JOB —
Extract the lines that hold the string "Accept".

DATA FOR PROCESSING —

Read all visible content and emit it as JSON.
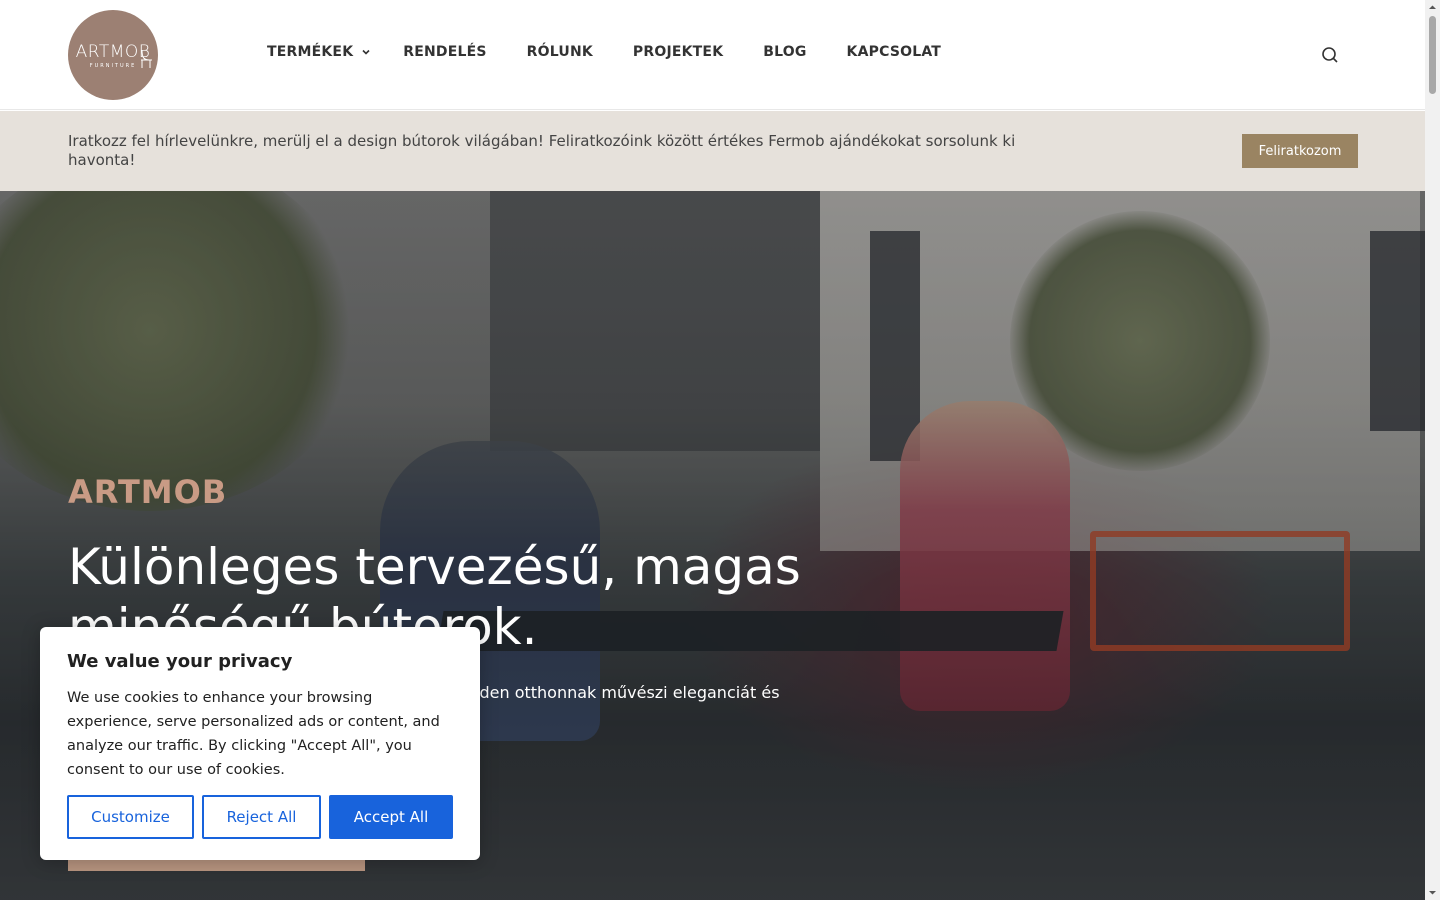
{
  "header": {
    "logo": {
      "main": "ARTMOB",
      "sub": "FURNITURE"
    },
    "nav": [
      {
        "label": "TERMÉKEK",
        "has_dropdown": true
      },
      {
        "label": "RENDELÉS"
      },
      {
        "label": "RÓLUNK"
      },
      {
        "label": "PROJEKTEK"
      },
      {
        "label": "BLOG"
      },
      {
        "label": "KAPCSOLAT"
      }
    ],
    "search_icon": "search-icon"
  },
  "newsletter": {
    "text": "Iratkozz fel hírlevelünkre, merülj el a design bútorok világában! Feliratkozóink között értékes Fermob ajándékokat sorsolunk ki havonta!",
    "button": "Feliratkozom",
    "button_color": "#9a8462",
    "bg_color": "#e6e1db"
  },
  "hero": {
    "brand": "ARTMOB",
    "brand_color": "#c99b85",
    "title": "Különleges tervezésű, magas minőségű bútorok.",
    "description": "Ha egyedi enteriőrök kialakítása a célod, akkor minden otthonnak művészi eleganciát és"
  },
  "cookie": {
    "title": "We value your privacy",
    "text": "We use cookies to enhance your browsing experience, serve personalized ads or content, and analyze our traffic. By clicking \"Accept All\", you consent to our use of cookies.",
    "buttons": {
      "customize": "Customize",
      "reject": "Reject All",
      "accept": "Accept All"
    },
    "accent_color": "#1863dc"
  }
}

THE OUTPUT —
    "text": "We use cookies to enhance your browsing experience, serve personalized ads or content, and analyze our traffic. By clicking \"Accept All\", you consent to our use of cookies.",
      "accept": "Accept All"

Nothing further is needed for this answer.